● **What the task requires**
Copy each line where the word "color" occurs.

● **Provided data**
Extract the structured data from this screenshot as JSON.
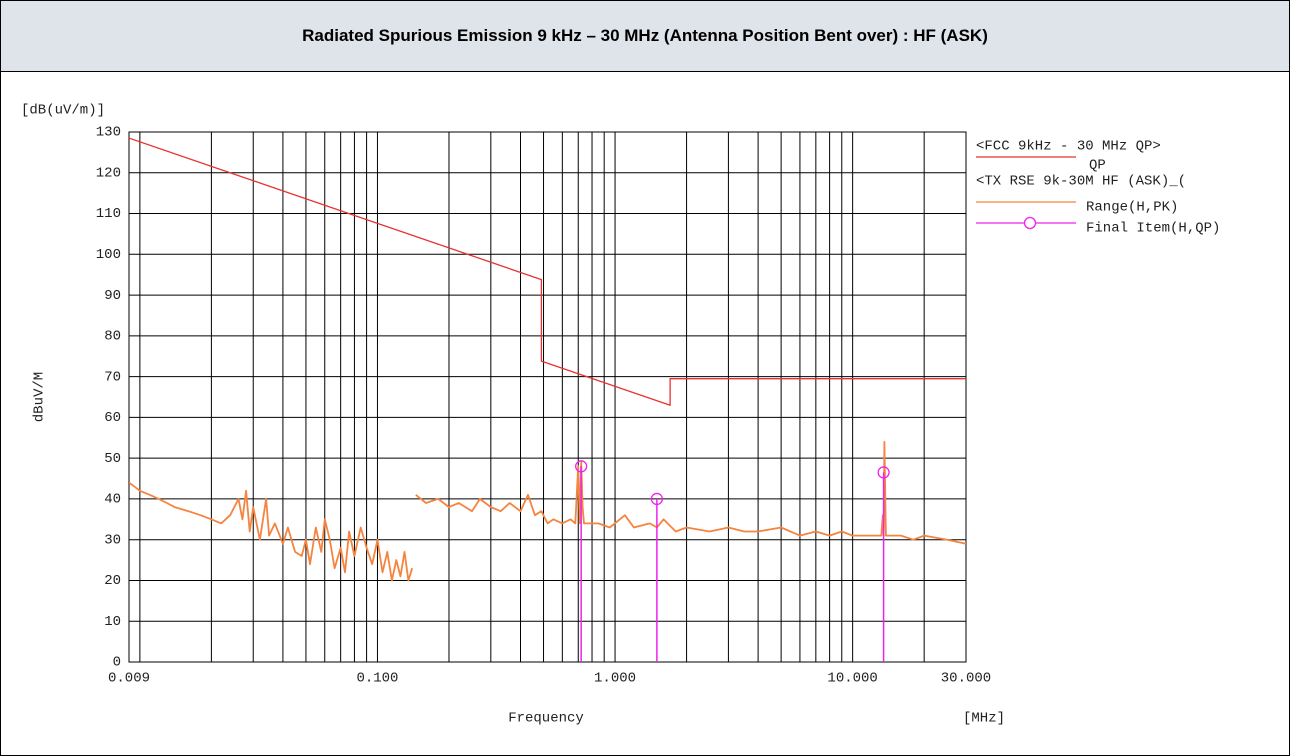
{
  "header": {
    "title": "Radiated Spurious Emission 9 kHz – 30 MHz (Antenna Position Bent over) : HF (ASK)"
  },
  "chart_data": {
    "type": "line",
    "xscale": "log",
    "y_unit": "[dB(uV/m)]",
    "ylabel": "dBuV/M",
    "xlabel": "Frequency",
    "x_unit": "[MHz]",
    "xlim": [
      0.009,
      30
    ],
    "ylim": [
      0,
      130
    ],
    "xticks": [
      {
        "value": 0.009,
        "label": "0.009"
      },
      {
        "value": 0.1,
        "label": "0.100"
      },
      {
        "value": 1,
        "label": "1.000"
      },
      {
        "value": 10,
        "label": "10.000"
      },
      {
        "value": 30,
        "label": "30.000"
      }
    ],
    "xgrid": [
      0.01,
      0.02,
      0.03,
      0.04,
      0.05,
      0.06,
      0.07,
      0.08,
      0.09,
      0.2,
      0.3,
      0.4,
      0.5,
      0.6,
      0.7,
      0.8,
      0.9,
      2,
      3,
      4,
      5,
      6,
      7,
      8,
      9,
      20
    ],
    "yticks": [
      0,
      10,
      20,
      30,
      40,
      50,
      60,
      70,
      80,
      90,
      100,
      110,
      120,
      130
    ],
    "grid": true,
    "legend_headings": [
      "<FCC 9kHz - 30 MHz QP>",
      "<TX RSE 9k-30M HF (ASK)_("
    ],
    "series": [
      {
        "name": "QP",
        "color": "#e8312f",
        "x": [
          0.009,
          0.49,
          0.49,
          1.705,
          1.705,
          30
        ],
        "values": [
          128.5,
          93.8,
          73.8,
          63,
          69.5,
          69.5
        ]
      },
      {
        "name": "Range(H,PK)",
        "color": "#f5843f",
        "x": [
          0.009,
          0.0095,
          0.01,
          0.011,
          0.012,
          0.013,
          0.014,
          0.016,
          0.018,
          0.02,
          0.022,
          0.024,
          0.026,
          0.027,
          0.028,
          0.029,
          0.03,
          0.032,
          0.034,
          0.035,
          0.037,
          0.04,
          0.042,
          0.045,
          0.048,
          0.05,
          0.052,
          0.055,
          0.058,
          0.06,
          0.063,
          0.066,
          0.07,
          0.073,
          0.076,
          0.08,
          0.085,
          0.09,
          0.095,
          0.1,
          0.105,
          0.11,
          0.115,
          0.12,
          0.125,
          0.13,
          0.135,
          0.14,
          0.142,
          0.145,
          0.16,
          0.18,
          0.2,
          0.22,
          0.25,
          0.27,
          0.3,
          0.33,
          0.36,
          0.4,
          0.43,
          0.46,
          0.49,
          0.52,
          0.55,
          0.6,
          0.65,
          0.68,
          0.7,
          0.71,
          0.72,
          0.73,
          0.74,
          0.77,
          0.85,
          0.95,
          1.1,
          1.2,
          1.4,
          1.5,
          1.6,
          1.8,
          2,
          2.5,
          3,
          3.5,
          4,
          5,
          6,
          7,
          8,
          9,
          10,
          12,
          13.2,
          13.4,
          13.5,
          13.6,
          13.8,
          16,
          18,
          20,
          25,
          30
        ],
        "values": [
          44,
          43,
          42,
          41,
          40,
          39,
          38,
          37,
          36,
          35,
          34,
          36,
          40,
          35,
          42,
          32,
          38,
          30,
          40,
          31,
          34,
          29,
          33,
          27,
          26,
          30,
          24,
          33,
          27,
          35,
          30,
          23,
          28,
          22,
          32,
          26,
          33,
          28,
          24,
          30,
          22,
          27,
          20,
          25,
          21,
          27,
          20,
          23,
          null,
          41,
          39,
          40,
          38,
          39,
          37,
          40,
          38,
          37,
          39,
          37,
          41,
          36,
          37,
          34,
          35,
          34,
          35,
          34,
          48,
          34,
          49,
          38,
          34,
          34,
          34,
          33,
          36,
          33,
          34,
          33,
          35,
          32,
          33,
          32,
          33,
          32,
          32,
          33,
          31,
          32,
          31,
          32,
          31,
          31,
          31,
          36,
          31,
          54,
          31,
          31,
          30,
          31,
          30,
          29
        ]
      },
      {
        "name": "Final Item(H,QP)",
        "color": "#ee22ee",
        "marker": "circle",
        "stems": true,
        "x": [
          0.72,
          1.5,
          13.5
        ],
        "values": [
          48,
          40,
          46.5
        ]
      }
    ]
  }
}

==

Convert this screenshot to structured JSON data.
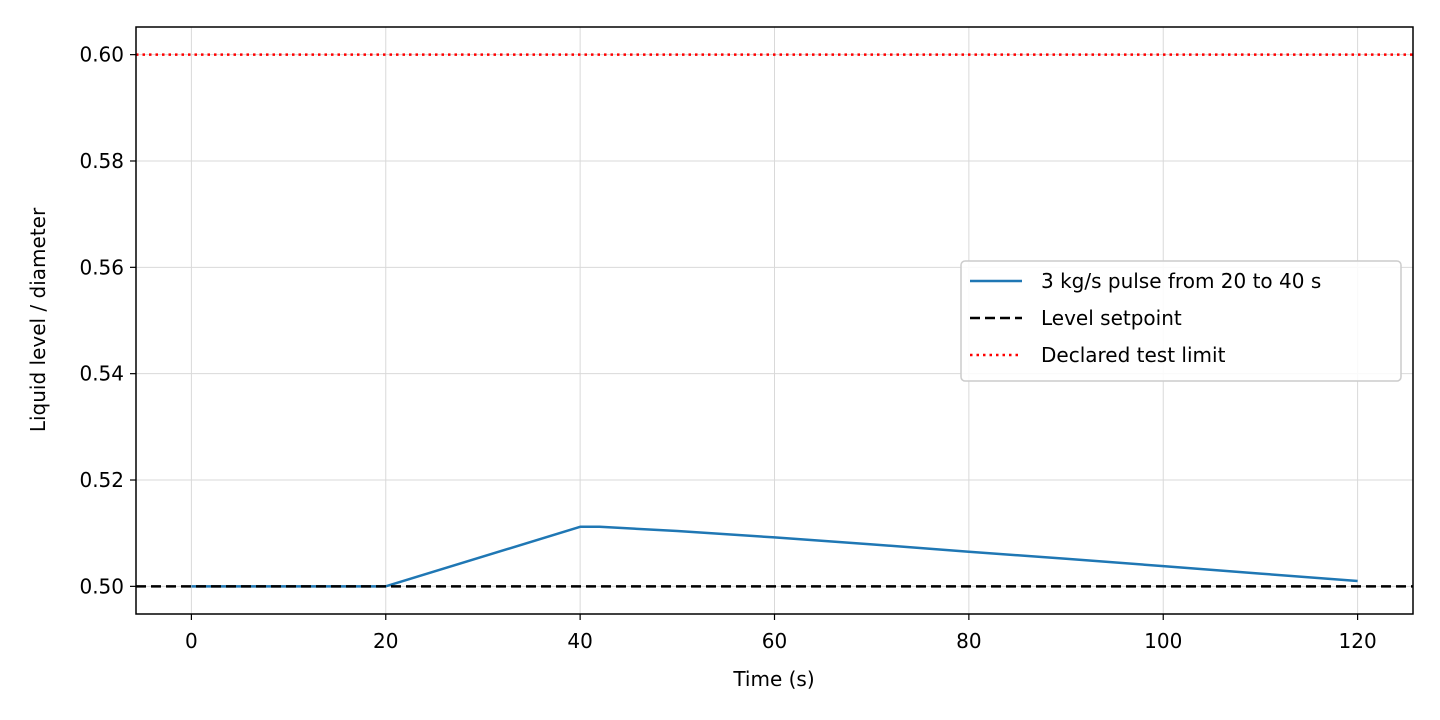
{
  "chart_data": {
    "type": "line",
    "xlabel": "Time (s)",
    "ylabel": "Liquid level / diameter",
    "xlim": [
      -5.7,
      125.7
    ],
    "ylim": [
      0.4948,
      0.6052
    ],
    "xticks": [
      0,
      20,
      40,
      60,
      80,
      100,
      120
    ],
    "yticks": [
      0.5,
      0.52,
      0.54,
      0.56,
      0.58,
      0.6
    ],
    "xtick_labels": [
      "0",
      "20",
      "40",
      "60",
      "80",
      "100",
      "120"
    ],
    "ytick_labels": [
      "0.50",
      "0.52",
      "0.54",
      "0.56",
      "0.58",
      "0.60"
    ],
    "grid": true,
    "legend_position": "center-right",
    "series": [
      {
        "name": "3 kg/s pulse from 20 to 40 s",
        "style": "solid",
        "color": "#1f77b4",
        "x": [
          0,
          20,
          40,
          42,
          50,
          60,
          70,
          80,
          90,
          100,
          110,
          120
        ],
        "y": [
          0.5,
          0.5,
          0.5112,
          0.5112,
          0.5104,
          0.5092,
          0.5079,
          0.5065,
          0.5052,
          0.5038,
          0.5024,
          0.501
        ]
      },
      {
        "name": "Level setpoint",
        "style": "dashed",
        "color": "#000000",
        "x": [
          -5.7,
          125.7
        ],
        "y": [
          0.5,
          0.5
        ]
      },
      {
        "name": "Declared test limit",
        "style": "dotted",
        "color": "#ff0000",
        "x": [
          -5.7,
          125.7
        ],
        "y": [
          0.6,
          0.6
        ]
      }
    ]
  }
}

● **Task answer**
        "color": "#e8312f",
        "color": "#f5843f",
        "color": "#ee22ee",
        "color": "#1f77b4",
        "color": "#000000",
        "color": "#ff0000",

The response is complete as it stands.